>> Begin

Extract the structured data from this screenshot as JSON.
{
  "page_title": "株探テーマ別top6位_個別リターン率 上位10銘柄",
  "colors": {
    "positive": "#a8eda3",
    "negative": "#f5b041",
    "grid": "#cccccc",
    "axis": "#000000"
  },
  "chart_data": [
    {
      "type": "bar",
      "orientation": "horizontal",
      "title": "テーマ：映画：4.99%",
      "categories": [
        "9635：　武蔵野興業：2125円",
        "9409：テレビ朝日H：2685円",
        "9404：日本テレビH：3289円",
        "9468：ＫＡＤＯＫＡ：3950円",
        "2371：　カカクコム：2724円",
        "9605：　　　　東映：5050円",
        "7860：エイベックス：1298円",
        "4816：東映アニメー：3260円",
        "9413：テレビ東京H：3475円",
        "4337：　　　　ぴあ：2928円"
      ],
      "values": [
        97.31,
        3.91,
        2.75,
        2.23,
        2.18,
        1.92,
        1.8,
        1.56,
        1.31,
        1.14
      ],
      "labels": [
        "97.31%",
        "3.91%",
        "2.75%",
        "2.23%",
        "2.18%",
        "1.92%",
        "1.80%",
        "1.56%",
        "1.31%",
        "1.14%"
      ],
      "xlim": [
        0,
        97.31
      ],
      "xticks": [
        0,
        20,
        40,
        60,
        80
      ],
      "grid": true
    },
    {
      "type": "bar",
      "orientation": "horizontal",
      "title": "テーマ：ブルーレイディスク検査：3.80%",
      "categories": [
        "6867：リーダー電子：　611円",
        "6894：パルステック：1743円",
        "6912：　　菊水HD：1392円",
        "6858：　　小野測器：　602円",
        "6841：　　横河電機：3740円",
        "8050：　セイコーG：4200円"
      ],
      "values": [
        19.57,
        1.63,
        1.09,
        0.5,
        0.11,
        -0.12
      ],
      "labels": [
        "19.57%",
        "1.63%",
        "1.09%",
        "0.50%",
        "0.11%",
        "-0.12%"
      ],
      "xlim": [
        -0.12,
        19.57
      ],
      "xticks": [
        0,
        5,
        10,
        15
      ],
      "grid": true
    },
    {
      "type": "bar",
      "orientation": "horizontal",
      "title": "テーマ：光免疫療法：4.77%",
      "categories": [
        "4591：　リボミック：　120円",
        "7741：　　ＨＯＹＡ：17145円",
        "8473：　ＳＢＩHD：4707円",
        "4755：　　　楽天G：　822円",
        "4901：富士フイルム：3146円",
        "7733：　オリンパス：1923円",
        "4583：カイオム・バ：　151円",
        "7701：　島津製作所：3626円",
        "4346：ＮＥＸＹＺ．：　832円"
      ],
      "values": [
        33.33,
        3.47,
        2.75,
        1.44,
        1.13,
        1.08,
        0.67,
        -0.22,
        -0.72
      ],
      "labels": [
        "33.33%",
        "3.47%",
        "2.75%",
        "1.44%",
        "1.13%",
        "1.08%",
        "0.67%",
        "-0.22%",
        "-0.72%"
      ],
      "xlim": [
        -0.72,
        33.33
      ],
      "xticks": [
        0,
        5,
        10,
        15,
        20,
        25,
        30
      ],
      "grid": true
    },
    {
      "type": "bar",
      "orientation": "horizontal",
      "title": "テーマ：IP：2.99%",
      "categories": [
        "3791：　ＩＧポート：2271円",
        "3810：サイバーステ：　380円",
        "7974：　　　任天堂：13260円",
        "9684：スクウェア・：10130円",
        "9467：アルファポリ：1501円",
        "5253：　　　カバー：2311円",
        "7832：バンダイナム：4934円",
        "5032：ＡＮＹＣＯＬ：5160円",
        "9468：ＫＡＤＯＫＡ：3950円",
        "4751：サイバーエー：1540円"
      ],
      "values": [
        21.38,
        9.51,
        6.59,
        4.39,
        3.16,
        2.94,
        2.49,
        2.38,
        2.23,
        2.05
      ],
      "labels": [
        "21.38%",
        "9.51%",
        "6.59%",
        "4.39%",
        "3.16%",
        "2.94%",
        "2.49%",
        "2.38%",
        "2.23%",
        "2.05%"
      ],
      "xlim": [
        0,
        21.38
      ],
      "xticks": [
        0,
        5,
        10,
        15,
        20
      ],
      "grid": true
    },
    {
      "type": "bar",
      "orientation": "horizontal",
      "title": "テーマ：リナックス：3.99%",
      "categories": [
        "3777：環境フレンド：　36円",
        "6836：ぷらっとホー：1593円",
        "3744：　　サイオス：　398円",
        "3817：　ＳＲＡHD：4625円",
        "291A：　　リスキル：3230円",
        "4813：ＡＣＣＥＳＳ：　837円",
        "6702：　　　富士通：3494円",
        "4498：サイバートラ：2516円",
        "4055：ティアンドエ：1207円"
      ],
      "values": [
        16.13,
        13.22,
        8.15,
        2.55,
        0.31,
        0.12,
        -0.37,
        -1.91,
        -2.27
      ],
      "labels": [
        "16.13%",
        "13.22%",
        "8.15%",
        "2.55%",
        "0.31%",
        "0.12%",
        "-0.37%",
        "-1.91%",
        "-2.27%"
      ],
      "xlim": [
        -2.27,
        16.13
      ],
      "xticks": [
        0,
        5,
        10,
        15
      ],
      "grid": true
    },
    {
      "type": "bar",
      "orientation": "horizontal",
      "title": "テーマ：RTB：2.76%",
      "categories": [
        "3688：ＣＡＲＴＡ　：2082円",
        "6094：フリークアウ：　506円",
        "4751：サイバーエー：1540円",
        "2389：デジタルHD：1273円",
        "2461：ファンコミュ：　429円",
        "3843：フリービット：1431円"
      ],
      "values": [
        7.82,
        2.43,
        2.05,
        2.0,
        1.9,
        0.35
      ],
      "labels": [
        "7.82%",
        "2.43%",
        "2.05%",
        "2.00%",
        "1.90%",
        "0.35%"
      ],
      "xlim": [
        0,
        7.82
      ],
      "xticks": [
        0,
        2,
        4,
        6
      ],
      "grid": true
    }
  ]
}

>> End

▸ **Work to be completed**: Write out the full listing exactly as given.

▸ **Result of the task**:
Extract the structured data from this screenshot as JSON.
{
  "page_title": "株探テーマ別top6位_個別リターン率 上位10銘柄",
  "colors": {
    "positive": "#a8eda3",
    "negative": "#f5b041",
    "grid": "#cccccc",
    "axis": "#000000"
  },
  "chart_data": [
    {
      "type": "bar",
      "orientation": "horizontal",
      "title": "テーマ：映画：4.99%",
      "categories": [
        "9635：　武蔵野興業：2125円",
        "9409：テレビ朝日H：2685円",
        "9404：日本テレビH：3289円",
        "9468：ＫＡＤＯＫＡ：3950円",
        "2371：　カカクコム：2724円",
        "9605：　　　　東映：5050円",
        "7860：エイベックス：1298円",
        "4816：東映アニメー：3260円",
        "9413：テレビ東京H：3475円",
        "4337：　　　　ぴあ：2928円"
      ],
      "values": [
        97.31,
        3.91,
        2.75,
        2.23,
        2.18,
        1.92,
        1.8,
        1.56,
        1.31,
        1.14
      ],
      "labels": [
        "97.31%",
        "3.91%",
        "2.75%",
        "2.23%",
        "2.18%",
        "1.92%",
        "1.80%",
        "1.56%",
        "1.31%",
        "1.14%"
      ],
      "xlim": [
        0,
        97.31
      ],
      "xticks": [
        0,
        20,
        40,
        60,
        80
      ],
      "grid": true
    },
    {
      "type": "bar",
      "orientation": "horizontal",
      "title": "テーマ：ブルーレイディスク検査：3.80%",
      "categories": [
        "6867：リーダー電子：　611円",
        "6894：パルステック：1743円",
        "6912：　　菊水HD：1392円",
        "6858：　　小野測器：　602円",
        "6841：　　横河電機：3740円",
        "8050：　セイコーG：4200円"
      ],
      "values": [
        19.57,
        1.63,
        1.09,
        0.5,
        0.11,
        -0.12
      ],
      "labels": [
        "19.57%",
        "1.63%",
        "1.09%",
        "0.50%",
        "0.11%",
        "-0.12%"
      ],
      "xlim": [
        -0.12,
        19.57
      ],
      "xticks": [
        0,
        5,
        10,
        15
      ],
      "grid": true
    },
    {
      "type": "bar",
      "orientation": "horizontal",
      "title": "テーマ：光免疫療法：4.77%",
      "categories": [
        "4591：　リボミック：　120円",
        "7741：　　ＨＯＹＡ：17145円",
        "8473：　ＳＢＩHD：4707円",
        "4755：　　　楽天G：　822円",
        "4901：富士フイルム：3146円",
        "7733：　オリンパス：1923円",
        "4583：カイオム・バ：　151円",
        "7701：　島津製作所：3626円",
        "4346：ＮＥＸＹＺ．：　832円"
      ],
      "values": [
        33.33,
        3.47,
        2.75,
        1.44,
        1.13,
        1.08,
        0.67,
        -0.22,
        -0.72
      ],
      "labels": [
        "33.33%",
        "3.47%",
        "2.75%",
        "1.44%",
        "1.13%",
        "1.08%",
        "0.67%",
        "-0.22%",
        "-0.72%"
      ],
      "xlim": [
        -0.72,
        33.33
      ],
      "xticks": [
        0,
        5,
        10,
        15,
        20,
        25,
        30
      ],
      "grid": true
    },
    {
      "type": "bar",
      "orientation": "horizontal",
      "title": "テーマ：IP：2.99%",
      "categories": [
        "3791：　ＩＧポート：2271円",
        "3810：サイバーステ：　380円",
        "7974：　　　任天堂：13260円",
        "9684：スクウェア・：10130円",
        "9467：アルファポリ：1501円",
        "5253：　　　カバー：2311円",
        "7832：バンダイナム：4934円",
        "5032：ＡＮＹＣＯＬ：5160円",
        "9468：ＫＡＤＯＫＡ：3950円",
        "4751：サイバーエー：1540円"
      ],
      "values": [
        21.38,
        9.51,
        6.59,
        4.39,
        3.16,
        2.94,
        2.49,
        2.38,
        2.23,
        2.05
      ],
      "labels": [
        "21.38%",
        "9.51%",
        "6.59%",
        "4.39%",
        "3.16%",
        "2.94%",
        "2.49%",
        "2.38%",
        "2.23%",
        "2.05%"
      ],
      "xlim": [
        0,
        21.38
      ],
      "xticks": [
        0,
        5,
        10,
        15,
        20
      ],
      "grid": true
    },
    {
      "type": "bar",
      "orientation": "horizontal",
      "title": "テーマ：リナックス：3.99%",
      "categories": [
        "3777：環境フレンド：　36円",
        "6836：ぷらっとホー：1593円",
        "3744：　　サイオス：　398円",
        "3817：　ＳＲＡHD：4625円",
        "291A：　　リスキル：3230円",
        "4813：ＡＣＣＥＳＳ：　837円",
        "6702：　　　富士通：3494円",
        "4498：サイバートラ：2516円",
        "4055：ティアンドエ：1207円"
      ],
      "values": [
        16.13,
        13.22,
        8.15,
        2.55,
        0.31,
        0.12,
        -0.37,
        -1.91,
        -2.27
      ],
      "labels": [
        "16.13%",
        "13.22%",
        "8.15%",
        "2.55%",
        "0.31%",
        "0.12%",
        "-0.37%",
        "-1.91%",
        "-2.27%"
      ],
      "xlim": [
        -2.27,
        16.13
      ],
      "xticks": [
        0,
        5,
        10,
        15
      ],
      "grid": true
    },
    {
      "type": "bar",
      "orientation": "horizontal",
      "title": "テーマ：RTB：2.76%",
      "categories": [
        "3688：ＣＡＲＴＡ　：2082円",
        "6094：フリークアウ：　506円",
        "4751：サイバーエー：1540円",
        "2389：デジタルHD：1273円",
        "2461：ファンコミュ：　429円",
        "3843：フリービット：1431円"
      ],
      "values": [
        7.82,
        2.43,
        2.05,
        2.0,
        1.9,
        0.35
      ],
      "labels": [
        "7.82%",
        "2.43%",
        "2.05%",
        "2.00%",
        "1.90%",
        "0.35%"
      ],
      "xlim": [
        0,
        7.82
      ],
      "xticks": [
        0,
        2,
        4,
        6
      ],
      "grid": true
    }
  ]
}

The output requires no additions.